The task ▸
Below are the records; pull every line that includes "HAVE".

Source records ▸
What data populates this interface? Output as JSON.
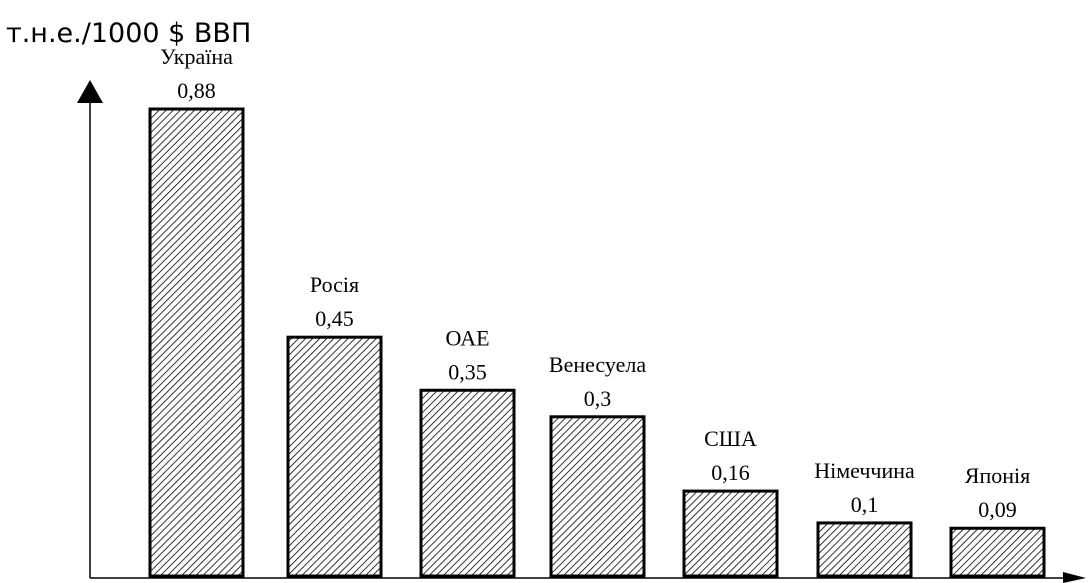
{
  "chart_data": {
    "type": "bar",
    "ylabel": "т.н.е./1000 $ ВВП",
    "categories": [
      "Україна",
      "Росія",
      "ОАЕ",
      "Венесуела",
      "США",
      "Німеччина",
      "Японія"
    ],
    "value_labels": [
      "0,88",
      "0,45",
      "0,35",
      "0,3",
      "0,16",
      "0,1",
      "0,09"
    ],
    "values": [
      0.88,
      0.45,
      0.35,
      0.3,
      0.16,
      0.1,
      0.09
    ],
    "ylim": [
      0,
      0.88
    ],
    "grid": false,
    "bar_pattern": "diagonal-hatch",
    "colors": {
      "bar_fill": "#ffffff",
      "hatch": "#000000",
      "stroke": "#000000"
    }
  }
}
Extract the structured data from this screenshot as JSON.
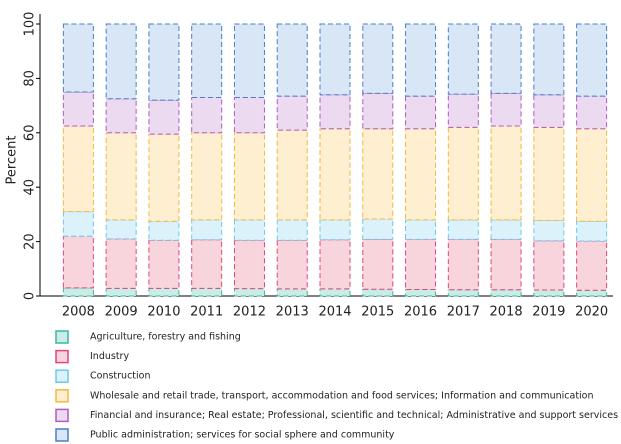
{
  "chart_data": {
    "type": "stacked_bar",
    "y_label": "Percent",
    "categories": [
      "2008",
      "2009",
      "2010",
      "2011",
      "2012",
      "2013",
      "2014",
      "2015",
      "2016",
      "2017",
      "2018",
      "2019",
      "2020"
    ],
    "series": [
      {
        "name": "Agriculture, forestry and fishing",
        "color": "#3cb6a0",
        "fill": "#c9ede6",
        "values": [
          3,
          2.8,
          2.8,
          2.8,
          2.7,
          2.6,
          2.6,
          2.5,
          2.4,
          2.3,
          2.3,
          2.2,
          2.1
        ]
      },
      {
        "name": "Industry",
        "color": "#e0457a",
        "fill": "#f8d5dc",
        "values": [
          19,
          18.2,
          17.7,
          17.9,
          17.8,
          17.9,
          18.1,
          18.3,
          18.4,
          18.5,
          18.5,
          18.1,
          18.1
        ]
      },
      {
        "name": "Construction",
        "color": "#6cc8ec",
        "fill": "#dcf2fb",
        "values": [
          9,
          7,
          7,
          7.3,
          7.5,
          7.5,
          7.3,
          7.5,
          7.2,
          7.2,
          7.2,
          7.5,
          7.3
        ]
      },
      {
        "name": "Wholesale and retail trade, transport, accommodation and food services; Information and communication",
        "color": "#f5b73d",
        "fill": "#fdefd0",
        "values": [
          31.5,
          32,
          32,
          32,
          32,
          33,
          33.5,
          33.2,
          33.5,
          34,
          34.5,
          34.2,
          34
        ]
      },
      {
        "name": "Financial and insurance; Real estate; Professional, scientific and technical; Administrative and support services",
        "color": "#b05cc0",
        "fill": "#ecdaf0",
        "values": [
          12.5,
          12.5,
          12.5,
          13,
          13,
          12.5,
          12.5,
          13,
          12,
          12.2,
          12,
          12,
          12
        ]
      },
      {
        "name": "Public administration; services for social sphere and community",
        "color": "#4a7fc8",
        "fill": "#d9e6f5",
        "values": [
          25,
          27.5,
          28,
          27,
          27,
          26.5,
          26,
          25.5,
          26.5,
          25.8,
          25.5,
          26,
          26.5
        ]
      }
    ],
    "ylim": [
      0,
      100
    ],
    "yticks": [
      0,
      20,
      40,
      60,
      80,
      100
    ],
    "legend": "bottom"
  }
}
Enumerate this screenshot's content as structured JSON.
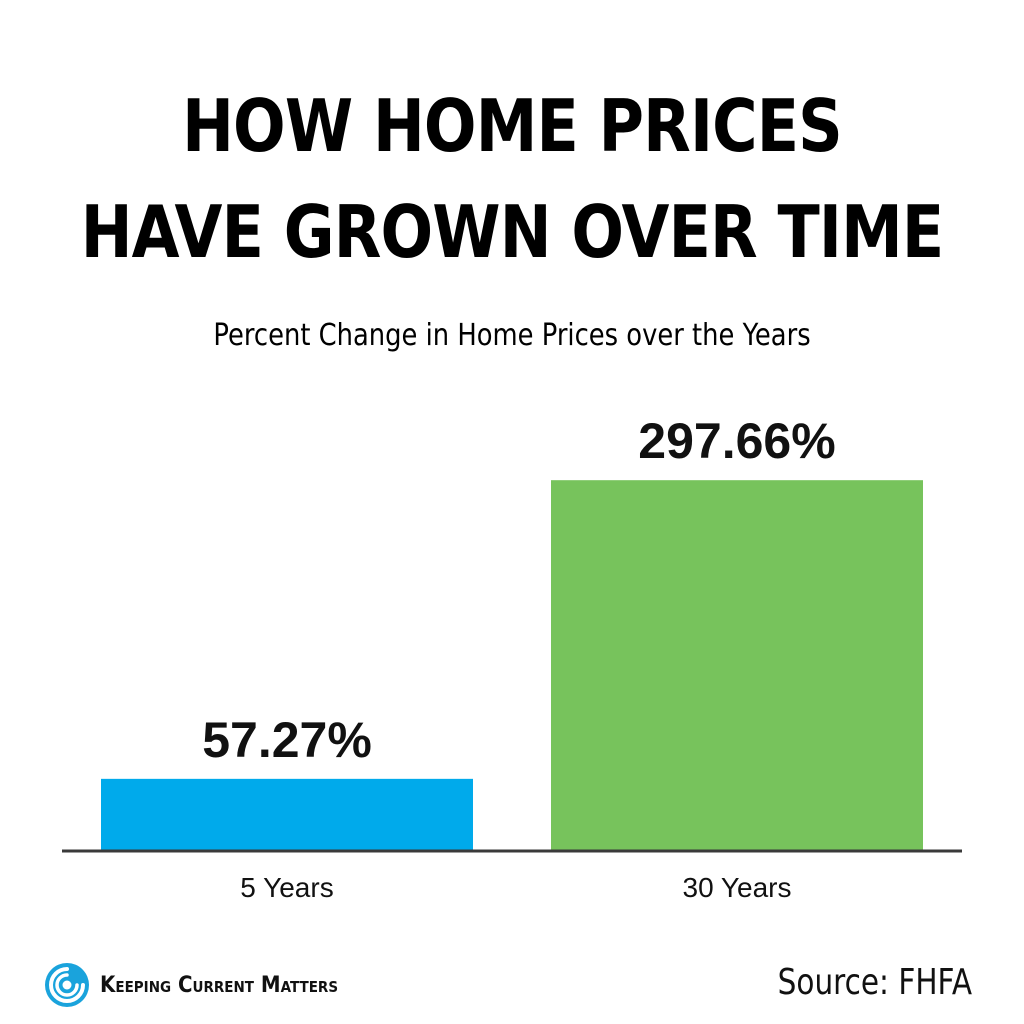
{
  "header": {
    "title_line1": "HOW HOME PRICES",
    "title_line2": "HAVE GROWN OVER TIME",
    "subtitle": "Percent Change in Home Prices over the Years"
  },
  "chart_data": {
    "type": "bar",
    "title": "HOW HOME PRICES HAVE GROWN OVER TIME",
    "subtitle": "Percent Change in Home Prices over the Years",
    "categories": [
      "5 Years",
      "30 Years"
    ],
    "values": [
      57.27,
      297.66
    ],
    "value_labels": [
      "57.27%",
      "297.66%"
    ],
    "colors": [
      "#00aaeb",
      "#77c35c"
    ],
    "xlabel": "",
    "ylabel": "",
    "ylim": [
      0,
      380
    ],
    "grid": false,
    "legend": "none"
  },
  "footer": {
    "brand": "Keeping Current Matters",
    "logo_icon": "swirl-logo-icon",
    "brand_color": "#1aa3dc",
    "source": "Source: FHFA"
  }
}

* * *

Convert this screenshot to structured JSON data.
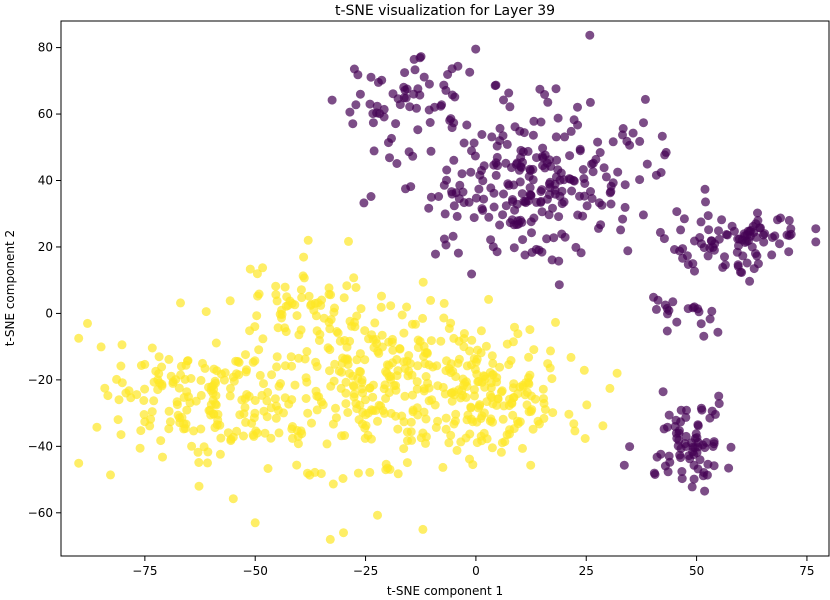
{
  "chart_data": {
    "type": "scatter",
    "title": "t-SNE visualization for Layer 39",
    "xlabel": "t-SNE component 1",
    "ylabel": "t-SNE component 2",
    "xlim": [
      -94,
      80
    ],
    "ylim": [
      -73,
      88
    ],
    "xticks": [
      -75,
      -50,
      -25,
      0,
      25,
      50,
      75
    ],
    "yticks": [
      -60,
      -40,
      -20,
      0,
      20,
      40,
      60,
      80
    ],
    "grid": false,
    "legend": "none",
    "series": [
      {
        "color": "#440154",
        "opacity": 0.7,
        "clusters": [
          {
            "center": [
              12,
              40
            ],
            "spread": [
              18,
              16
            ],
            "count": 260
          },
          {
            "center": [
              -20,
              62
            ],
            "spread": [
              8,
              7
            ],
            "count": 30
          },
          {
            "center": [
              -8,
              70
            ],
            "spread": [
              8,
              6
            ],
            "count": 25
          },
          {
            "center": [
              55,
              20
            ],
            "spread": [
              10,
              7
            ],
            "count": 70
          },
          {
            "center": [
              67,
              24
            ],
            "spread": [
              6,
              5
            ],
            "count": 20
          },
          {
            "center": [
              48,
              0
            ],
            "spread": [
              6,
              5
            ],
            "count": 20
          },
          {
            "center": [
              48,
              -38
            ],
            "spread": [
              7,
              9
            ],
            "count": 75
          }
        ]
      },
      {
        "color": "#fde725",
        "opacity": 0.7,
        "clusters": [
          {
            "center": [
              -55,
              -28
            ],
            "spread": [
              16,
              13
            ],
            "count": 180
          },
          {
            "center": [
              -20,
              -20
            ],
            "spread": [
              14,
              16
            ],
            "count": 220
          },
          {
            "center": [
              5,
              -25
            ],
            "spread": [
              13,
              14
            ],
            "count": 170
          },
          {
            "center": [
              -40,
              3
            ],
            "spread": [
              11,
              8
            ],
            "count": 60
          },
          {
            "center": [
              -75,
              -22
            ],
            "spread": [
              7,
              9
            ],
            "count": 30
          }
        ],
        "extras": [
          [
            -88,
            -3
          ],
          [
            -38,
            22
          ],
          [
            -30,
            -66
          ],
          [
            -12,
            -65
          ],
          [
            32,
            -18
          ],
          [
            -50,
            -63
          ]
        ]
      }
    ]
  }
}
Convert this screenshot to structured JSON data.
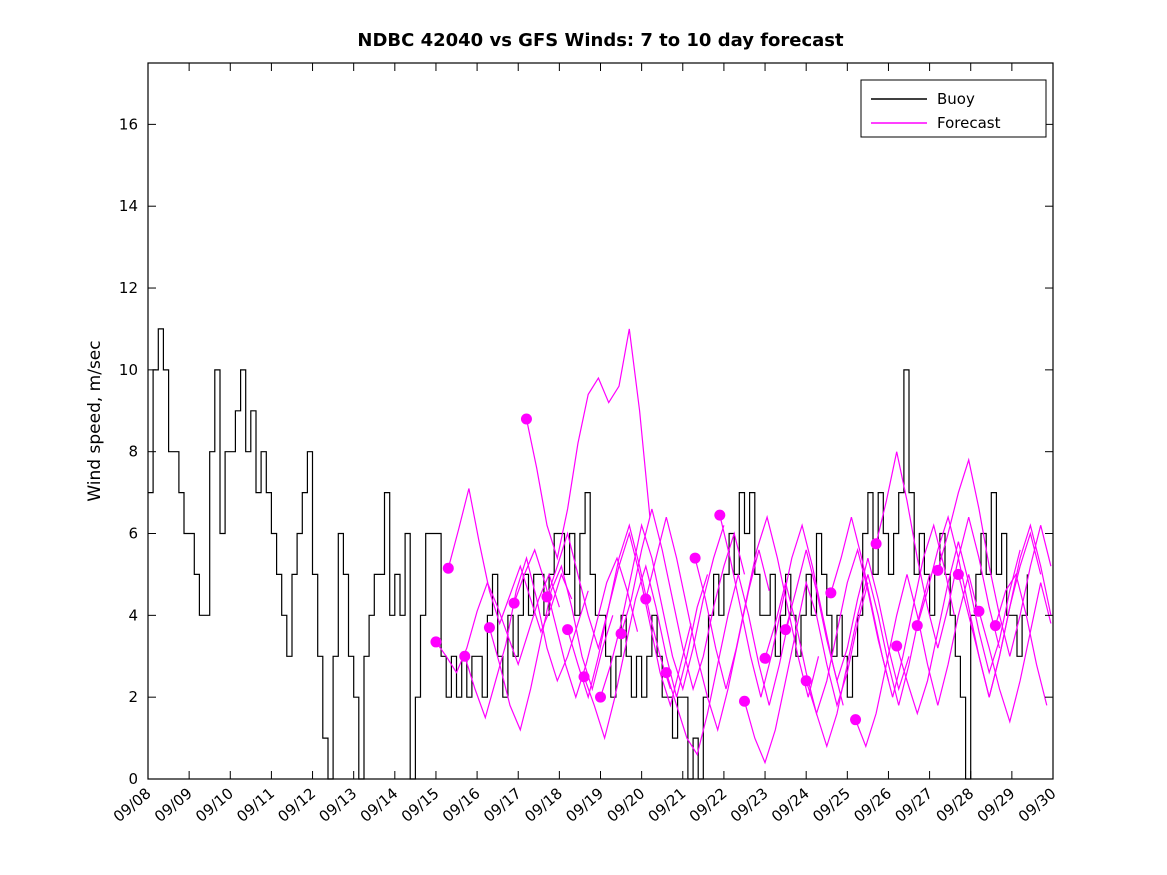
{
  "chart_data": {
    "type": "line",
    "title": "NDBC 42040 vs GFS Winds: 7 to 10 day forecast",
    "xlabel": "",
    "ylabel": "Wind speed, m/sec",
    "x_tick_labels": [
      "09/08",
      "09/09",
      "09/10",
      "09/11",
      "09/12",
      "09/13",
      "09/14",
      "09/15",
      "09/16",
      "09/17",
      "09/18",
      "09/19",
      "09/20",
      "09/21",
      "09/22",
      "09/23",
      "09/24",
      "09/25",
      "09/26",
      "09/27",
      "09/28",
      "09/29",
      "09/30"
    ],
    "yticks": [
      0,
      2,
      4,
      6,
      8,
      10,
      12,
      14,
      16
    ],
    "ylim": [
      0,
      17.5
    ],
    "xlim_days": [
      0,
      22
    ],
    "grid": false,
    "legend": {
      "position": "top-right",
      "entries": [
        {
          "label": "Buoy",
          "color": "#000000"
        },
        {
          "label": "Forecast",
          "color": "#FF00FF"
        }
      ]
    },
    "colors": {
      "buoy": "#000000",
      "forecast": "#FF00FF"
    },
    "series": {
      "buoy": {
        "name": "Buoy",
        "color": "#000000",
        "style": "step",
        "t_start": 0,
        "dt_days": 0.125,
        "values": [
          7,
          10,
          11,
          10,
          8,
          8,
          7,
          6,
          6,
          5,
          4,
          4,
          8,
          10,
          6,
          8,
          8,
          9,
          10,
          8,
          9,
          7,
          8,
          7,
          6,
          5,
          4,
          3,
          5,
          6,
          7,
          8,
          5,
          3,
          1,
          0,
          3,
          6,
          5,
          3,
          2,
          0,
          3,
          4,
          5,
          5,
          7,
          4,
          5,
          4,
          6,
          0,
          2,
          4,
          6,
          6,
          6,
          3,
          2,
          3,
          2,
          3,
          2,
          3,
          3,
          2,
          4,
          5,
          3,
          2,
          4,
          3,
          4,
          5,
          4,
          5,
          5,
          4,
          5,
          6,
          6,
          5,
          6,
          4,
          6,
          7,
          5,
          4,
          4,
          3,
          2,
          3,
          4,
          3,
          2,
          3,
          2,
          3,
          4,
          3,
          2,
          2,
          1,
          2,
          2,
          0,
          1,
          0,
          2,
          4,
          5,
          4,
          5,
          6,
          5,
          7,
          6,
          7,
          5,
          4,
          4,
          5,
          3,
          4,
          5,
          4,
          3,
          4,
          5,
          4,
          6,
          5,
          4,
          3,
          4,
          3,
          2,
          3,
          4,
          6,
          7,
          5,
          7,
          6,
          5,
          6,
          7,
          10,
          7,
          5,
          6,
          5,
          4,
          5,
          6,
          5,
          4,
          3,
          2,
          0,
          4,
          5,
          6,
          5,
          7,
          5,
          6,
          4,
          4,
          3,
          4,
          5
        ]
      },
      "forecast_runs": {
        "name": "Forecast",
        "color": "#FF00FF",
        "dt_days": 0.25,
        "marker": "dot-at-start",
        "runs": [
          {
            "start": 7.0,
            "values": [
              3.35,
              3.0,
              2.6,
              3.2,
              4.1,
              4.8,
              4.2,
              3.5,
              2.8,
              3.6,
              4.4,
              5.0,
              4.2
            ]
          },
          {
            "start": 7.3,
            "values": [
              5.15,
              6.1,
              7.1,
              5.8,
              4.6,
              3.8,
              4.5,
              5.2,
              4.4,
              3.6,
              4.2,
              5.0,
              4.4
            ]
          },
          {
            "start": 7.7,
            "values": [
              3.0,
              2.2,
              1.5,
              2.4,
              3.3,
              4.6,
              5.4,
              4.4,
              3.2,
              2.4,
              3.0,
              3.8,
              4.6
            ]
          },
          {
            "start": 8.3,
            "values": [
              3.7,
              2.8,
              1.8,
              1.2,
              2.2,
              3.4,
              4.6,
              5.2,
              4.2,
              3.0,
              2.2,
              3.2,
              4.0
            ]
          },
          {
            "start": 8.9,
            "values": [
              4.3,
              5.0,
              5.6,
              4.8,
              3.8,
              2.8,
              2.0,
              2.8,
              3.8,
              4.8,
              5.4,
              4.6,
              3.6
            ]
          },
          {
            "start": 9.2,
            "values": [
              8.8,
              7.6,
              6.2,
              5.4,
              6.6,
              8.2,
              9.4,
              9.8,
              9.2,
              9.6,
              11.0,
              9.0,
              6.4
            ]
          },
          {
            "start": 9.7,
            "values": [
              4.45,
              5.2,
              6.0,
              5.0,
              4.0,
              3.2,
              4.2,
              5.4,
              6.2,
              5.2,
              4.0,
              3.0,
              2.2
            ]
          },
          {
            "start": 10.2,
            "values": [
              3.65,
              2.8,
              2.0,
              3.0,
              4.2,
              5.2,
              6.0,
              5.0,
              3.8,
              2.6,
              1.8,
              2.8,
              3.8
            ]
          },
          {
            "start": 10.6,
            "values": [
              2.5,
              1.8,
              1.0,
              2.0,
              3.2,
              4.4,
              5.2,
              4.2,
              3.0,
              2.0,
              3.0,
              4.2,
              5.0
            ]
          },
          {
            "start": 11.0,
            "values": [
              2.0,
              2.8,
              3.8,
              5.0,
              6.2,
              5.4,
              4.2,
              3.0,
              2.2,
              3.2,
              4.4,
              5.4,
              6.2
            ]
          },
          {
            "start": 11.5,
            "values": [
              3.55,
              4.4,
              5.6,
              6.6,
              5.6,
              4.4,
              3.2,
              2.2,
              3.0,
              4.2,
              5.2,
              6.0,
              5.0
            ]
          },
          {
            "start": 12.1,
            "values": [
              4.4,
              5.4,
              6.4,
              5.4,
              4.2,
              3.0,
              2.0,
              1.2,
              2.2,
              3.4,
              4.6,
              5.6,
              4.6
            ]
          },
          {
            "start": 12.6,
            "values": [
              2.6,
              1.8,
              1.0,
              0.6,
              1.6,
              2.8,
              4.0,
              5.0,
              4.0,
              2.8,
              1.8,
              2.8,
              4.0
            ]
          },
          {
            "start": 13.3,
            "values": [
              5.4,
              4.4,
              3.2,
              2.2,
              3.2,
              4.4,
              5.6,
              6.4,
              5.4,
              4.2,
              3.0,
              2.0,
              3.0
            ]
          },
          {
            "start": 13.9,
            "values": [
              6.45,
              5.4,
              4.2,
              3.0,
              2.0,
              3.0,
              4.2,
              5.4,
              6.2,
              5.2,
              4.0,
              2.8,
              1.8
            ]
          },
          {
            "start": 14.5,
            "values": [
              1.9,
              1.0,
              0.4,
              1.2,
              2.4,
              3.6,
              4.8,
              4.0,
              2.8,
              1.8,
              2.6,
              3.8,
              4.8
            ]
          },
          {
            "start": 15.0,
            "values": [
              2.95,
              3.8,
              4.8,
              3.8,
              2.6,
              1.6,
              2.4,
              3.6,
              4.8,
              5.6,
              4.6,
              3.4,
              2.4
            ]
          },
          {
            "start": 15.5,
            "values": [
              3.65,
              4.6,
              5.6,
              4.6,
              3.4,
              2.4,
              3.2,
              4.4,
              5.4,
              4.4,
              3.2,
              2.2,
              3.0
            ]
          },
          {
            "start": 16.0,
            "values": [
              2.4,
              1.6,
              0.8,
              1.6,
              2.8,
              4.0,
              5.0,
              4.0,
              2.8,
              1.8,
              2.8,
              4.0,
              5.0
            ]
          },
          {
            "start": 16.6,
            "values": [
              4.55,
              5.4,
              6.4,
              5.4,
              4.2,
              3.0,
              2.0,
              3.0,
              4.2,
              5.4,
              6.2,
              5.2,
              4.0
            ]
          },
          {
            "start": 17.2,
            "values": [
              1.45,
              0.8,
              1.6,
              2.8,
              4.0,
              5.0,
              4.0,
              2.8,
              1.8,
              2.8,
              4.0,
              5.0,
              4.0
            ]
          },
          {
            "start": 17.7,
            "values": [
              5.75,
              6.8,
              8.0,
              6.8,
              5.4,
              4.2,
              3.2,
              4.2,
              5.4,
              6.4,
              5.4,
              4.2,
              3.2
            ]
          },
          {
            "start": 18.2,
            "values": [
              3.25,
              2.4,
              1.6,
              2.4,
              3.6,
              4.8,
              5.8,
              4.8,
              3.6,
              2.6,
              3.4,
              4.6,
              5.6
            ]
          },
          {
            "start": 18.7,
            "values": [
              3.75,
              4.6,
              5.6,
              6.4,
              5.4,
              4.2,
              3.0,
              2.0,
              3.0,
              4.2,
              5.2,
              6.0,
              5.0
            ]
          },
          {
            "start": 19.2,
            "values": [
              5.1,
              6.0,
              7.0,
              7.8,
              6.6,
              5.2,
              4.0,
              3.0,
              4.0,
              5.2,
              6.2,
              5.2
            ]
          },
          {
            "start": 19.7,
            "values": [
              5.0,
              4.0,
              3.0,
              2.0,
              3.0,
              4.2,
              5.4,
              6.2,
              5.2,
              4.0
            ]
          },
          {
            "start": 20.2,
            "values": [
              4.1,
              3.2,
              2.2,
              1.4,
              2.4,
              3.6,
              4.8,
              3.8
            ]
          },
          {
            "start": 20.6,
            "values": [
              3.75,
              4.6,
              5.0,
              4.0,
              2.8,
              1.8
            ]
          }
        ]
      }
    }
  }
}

Task answer ▸
    "title_line2": "HAVE GROWN OVER TIME",
    "title": "HOW HOME PRICES HAVE GROWN OVER TIME",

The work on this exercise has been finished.